DATA ROWS
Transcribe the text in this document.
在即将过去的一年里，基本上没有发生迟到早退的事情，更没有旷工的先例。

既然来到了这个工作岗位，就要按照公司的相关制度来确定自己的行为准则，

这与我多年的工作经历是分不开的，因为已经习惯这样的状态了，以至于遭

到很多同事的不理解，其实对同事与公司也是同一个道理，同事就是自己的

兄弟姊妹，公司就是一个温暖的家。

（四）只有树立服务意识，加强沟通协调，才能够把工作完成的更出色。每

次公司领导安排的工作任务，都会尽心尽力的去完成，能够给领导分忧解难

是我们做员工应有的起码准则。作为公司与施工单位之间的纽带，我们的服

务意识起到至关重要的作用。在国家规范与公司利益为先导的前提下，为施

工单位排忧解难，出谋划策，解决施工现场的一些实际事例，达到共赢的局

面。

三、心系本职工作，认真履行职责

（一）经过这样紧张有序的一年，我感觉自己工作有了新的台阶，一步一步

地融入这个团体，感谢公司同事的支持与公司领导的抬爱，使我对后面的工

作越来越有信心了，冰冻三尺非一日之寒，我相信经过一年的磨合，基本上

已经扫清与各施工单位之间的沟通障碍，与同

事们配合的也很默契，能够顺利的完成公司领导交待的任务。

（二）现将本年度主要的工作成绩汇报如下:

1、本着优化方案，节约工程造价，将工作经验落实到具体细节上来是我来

EXERCISE DIRECTIONS
Without omitting anything, output the entries exactly.

OUTPUT FOR THIS EXERCISE
Transcribe the text in this document.
在即将过去的一年里，基本上没有发生迟到早退的事情，更没有旷工的先例。

既然来到了这个工作岗位，就要按照公司的相关制度来确定自己的行为准则，

这与我多年的工作经历是分不开的，因为已经习惯这样的状态了，以至于遭

到很多同事的不理解，其实对同事与公司也是同一个道理，同事就是自己的

兄弟姊妹，公司就是一个温暖的家。

（四）只有树立服务意识，加强沟通协调，才能够把工作完成的更出色。每

次公司领导安排的工作任务，都会尽心尽力的去完成，能够给领导分忧解难

是我们做员工应有的起码准则。作为公司与施工单位之间的纽带，我们的服

务意识起到至关重要的作用。在国家规范与公司利益为先导的前提下，为施

工单位排忧解难，出谋划策，解决施工现场的一些实际事例，达到共赢的局

面。

三、心系本职工作，认真履行职责

（一）经过这样紧张有序的一年，我感觉自己工作有了新的台阶，一步一步

地融入这个团体，感谢公司同事的支持与公司领导的抬爱，使我对后面的工

作越来越有信心了，冰冻三尺非一日之寒，我相信经过一年的磨合，基本上

已经扫清与各施工单位之间的沟通障碍，与同

事们配合的也很默契，能够顺利的完成公司领导交待的任务。

（二）现将本年度主要的工作成绩汇报如下:

1、本着优化方案，节约工程造价，将工作经验落实到具体细节上来是我来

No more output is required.